Problem statement: The answer must consist of each line below that holds the word "gilt", copied as it stands.

##### Data section

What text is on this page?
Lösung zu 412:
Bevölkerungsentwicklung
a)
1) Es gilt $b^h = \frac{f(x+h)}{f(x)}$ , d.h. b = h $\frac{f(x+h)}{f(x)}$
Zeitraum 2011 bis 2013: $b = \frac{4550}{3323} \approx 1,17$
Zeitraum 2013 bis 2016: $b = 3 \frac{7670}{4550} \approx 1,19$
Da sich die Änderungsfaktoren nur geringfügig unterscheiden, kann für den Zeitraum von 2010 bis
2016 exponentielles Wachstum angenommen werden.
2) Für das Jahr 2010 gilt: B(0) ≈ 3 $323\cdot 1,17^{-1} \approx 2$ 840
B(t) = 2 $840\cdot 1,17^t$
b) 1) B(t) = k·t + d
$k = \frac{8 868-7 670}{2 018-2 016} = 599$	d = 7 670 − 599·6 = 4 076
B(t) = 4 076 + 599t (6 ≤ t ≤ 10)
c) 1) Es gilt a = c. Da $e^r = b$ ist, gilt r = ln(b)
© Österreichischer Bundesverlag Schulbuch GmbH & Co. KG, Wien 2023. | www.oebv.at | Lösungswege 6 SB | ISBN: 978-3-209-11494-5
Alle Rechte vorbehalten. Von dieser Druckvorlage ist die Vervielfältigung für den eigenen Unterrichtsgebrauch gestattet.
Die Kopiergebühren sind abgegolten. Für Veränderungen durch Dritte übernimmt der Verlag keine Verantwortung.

##########

Answer section:
1) Es gilt $b^h = \frac{f(x+h)}{f(x)}$ , d.h. b = h $\frac{f(x+h)}{f(x)}$
2) Für das Jahr 2010 gilt: B(0) ≈ 3 $323\cdot 1,17^{-1} \approx 2$ 840
c) 1) Es gilt a = c. Da $e^r = b$ ist, gilt r = ln(b)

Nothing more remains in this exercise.